RECORDS SHOWN:
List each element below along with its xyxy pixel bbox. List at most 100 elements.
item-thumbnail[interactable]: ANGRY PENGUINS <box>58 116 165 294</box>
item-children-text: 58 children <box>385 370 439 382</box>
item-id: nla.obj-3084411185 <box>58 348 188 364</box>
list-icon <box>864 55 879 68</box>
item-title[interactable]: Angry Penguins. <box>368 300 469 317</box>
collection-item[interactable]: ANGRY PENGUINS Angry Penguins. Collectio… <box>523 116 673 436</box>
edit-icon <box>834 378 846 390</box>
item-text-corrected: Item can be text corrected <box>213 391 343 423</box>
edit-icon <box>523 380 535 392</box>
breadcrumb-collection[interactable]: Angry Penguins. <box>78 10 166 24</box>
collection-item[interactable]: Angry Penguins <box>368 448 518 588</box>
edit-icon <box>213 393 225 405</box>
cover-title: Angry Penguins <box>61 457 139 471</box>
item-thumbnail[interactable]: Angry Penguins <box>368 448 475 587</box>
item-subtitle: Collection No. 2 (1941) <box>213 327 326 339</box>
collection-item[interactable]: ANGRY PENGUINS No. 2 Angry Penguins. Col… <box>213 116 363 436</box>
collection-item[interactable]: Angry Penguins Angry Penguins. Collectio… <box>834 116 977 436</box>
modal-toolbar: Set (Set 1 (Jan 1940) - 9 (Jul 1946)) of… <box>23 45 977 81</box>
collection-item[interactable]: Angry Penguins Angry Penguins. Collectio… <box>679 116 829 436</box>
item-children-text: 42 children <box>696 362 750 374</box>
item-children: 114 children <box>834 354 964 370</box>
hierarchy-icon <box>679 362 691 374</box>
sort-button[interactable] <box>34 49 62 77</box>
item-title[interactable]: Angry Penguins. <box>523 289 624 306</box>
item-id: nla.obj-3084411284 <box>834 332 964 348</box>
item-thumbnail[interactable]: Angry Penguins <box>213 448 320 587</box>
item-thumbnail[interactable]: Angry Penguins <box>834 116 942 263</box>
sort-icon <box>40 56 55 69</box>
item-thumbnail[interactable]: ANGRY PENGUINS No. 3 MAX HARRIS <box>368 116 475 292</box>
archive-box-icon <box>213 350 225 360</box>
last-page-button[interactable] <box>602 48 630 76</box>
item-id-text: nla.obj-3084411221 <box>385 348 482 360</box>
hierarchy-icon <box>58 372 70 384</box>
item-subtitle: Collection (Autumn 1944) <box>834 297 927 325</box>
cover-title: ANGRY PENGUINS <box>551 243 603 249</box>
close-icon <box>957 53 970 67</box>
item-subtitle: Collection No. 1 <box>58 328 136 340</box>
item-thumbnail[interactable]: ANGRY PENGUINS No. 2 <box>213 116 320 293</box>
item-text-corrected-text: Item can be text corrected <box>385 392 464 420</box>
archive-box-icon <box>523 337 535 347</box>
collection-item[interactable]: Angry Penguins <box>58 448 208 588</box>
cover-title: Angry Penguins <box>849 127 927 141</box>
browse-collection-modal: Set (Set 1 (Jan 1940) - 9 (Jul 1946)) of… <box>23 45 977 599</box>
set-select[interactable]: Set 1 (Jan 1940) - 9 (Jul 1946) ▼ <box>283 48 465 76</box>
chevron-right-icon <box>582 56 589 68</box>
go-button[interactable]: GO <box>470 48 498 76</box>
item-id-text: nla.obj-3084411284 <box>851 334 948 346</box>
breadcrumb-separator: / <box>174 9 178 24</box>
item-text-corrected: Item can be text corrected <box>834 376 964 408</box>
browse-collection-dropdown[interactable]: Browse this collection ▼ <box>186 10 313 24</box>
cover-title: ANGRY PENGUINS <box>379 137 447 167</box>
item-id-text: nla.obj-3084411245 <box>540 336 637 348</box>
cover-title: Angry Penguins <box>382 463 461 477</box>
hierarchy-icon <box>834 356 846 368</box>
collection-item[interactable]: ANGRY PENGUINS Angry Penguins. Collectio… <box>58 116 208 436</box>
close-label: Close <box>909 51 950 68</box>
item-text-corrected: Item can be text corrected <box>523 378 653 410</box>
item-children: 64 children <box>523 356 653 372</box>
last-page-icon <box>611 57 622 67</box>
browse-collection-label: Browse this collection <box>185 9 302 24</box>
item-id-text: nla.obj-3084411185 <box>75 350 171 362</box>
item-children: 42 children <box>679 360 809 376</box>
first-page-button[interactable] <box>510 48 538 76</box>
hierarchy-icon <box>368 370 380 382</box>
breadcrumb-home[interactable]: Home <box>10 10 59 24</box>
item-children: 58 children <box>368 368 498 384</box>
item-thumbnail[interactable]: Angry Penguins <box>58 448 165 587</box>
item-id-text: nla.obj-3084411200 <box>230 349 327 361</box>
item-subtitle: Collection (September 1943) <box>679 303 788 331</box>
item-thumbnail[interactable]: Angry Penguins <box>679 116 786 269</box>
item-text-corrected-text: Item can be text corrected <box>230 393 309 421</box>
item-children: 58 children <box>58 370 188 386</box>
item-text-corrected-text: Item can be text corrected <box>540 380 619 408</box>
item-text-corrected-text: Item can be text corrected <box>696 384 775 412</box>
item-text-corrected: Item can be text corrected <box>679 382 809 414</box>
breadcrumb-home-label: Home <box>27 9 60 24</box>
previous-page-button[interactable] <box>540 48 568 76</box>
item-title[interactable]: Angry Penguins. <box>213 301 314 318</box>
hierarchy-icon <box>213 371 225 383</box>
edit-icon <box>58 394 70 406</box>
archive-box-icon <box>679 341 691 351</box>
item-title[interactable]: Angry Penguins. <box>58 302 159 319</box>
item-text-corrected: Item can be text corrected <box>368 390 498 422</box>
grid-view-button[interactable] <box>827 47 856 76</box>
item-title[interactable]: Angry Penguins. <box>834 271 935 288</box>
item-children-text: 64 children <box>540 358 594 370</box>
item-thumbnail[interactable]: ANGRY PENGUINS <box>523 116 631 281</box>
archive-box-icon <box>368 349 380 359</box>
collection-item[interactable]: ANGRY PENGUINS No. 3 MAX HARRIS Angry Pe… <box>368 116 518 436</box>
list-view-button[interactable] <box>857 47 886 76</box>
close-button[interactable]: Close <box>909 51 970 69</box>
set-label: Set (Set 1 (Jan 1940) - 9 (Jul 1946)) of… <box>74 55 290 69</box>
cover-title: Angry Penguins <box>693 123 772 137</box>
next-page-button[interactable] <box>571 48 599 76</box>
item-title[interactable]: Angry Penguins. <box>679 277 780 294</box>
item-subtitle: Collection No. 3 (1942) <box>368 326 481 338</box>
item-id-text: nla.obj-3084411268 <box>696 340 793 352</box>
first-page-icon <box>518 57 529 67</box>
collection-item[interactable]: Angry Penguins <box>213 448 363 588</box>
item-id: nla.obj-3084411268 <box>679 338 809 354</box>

* * *

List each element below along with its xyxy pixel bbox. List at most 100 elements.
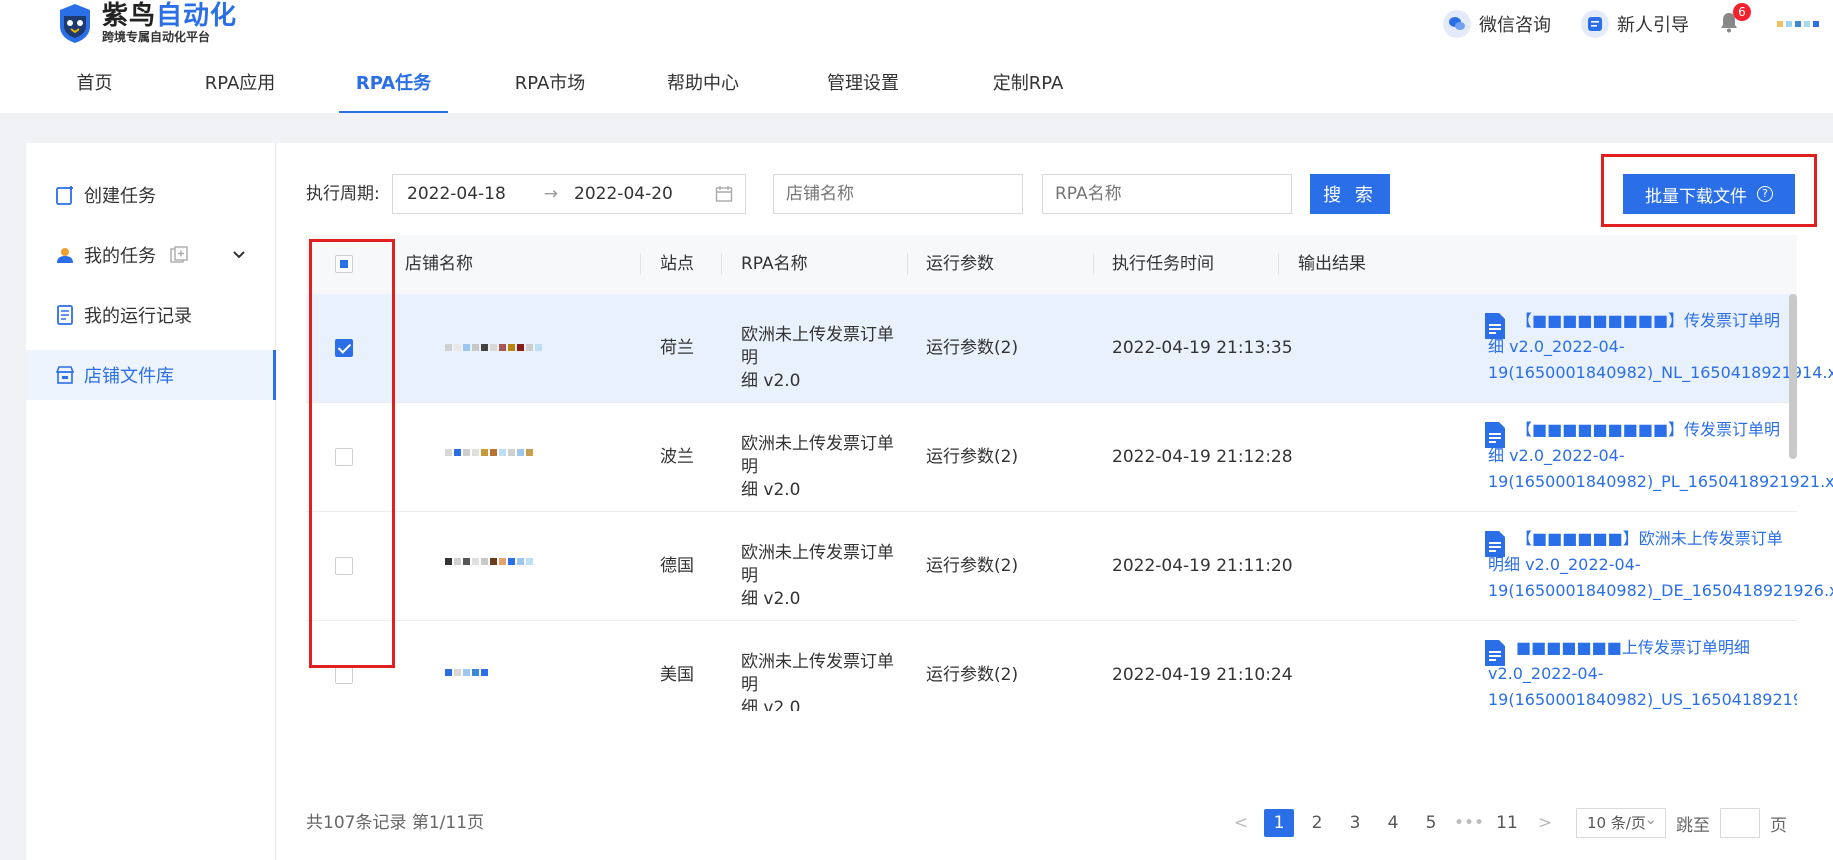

EXERCISE REQUIREMENTS: Count the lines in the listing above that contain the string "browse", treating uppercase and lowercase as different. Reply with the number only.

THE COMPLETED TASK: 3